What the task requires: Decide whether each statement below agrees with the chat excerpt, and answer yes or no, quoting the words from the chat excerpt that settle it. 1. Dirda holds that a translator's primary or better language should be the destination language. 2. The reader from Pittsburgh prefers a translator who is a native speaker of the source language. 3. The original Revised Standard Version turned "hath" into "has."

Michael Dirda: Well, there you go. Two looks on the bright side.


washingtonpost.com: As far as I know the archives will still be around. If I get any more information on that I'll let you all know in the next couple of weeks. - Elizabeth

Michael Dirda: Thanks, Elizabeth.


PIttsburgh: One more question, Mr. Dirda:

Do you think it's better for the translator to be a native speaker of the source or destination language? From personal experience (and being a native Anglophone), I favor the destination language, having encountered some truly cringe-worthy English especially online although also in books. To me the best of all possible worlds is, of course, when native speakers of each language collaborate (or at least the translator is brave enough to allow the manuscript to be raked over by a native speaker of the other language)!

Michael Dirda: Unquestionably, the translator's primary or better language needs to be English, or whatever the destination language is. But being bilingual or working with the author is certainly best of all.


Re: King James Bible: There is the New King James translation, which tries to maintain the good literary qualities of the KJV, but correct some of the errors and update the prose just a little.

Michael Dirda: This is true, too, of the original Revised Standard Version, which was basically KJV but with thou and thine turned into you and yours, and hath into has.

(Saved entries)
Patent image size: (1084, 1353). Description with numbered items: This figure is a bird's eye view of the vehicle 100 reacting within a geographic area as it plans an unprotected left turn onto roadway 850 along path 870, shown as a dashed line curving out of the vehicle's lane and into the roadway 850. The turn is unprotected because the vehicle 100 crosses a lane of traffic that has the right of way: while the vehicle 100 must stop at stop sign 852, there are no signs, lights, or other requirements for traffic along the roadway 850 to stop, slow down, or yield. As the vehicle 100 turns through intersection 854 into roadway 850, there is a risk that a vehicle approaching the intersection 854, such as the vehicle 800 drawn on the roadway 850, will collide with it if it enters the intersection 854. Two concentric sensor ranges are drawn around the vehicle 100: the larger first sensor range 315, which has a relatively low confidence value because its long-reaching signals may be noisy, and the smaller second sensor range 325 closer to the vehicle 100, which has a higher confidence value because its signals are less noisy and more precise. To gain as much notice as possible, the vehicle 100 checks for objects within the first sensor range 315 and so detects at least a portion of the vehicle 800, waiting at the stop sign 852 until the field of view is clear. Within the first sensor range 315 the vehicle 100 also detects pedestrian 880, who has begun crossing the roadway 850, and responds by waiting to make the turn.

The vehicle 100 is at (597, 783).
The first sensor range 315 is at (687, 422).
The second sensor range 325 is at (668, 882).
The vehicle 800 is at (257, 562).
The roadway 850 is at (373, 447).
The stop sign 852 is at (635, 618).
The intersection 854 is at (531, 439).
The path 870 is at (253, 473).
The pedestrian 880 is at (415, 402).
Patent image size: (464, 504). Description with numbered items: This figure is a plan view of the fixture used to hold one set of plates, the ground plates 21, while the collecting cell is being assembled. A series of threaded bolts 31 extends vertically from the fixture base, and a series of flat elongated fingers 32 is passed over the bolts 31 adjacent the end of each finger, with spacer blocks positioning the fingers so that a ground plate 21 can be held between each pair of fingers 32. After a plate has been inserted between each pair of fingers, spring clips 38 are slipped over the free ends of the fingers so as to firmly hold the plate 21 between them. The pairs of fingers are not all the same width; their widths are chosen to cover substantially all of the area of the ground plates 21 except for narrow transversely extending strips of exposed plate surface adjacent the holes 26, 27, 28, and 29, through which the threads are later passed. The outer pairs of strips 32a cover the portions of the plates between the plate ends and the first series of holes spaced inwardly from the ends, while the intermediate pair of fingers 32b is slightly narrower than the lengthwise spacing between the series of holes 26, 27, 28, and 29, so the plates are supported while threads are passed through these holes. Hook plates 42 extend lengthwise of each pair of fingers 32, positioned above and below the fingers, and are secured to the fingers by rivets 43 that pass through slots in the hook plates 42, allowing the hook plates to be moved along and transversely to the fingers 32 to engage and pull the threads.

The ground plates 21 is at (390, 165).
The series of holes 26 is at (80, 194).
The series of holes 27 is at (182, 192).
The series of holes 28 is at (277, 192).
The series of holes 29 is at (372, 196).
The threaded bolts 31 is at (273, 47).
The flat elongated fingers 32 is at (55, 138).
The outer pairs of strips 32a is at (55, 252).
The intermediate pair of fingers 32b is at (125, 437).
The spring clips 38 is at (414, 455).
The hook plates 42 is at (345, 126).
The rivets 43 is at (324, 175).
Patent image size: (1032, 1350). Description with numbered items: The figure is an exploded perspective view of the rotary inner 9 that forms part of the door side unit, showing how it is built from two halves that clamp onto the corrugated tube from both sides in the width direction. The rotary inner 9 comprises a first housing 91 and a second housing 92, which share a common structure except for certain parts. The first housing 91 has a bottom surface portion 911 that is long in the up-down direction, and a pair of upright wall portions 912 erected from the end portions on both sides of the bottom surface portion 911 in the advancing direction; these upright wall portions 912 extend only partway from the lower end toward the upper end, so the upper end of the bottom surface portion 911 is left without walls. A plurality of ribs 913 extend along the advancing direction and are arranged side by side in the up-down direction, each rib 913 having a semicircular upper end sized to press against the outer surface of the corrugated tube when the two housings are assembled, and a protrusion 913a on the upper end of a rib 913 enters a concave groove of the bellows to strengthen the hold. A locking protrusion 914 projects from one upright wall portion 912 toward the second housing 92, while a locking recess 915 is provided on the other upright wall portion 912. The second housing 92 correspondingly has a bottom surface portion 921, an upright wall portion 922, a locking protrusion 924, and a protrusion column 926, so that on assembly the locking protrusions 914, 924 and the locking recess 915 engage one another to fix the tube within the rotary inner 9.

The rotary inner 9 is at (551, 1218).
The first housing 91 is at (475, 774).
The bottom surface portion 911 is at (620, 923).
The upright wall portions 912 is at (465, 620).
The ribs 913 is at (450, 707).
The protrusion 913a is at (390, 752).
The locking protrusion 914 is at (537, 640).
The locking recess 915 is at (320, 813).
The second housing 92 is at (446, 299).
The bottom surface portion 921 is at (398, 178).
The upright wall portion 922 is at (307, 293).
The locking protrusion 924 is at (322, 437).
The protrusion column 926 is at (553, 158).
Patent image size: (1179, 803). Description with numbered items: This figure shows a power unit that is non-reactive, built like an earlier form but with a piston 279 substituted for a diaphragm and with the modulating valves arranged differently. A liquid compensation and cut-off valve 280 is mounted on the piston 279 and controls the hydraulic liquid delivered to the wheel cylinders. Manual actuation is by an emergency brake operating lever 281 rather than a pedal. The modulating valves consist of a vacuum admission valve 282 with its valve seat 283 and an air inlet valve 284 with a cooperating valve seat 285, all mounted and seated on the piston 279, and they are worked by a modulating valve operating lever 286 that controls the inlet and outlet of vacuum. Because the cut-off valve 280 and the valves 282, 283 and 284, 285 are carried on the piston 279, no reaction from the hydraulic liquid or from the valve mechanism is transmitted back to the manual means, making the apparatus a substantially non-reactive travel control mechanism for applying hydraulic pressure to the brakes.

The completed task:
1. Yes: "Unquestionably, the translator's primary or better language needs to be English, or whatever the destination language is."
2. No: "I favor the destination language"
3. Yes: "and hath into has"